-- start of PROVIDED ENTRIES --
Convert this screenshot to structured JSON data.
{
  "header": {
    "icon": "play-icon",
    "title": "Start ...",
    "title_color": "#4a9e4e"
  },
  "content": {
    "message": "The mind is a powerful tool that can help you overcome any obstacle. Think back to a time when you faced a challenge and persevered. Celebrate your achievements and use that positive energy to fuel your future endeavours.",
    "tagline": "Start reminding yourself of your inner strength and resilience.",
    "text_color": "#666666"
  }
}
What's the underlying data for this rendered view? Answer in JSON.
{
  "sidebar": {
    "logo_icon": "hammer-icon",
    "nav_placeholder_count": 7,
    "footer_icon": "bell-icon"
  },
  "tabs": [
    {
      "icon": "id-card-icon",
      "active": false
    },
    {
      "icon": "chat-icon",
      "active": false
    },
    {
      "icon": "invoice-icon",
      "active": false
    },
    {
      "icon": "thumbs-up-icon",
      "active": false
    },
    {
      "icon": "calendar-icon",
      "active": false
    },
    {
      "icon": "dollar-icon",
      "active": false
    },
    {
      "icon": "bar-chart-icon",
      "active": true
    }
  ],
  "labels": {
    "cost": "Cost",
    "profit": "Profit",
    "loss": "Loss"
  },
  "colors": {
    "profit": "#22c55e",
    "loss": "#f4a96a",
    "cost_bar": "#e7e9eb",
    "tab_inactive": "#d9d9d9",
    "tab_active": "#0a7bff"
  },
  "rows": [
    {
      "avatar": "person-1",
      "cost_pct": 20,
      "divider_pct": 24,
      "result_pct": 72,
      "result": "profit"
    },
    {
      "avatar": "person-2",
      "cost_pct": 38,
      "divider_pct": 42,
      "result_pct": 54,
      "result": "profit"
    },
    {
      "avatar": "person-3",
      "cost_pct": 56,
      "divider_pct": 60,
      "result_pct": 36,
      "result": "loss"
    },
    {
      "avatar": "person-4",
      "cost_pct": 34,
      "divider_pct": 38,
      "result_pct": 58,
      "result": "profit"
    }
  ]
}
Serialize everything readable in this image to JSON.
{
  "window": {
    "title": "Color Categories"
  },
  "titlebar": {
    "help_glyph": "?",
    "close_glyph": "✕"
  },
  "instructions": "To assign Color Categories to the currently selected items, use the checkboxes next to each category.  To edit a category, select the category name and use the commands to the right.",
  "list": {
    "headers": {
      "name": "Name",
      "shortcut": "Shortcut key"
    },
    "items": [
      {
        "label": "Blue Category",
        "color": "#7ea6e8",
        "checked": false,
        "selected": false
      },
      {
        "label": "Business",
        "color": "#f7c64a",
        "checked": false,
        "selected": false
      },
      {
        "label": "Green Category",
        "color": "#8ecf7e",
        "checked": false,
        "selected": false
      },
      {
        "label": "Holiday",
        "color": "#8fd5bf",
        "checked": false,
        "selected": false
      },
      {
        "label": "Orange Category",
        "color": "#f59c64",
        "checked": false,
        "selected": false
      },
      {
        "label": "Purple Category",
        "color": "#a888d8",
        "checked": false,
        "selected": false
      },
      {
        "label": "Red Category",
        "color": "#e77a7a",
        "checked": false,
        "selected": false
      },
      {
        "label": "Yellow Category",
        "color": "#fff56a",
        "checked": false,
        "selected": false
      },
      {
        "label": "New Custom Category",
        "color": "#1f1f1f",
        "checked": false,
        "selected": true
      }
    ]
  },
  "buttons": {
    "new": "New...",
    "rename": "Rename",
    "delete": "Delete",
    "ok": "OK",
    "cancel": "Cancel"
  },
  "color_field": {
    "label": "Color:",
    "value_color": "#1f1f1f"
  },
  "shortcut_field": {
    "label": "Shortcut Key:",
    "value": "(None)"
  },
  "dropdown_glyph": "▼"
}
-- end of PROVIDED ENTRIES --
• WRITTEN EXERCISE:
Give only the number of lines in the material above where the string "JSON" appears.

• SOLUTION:
3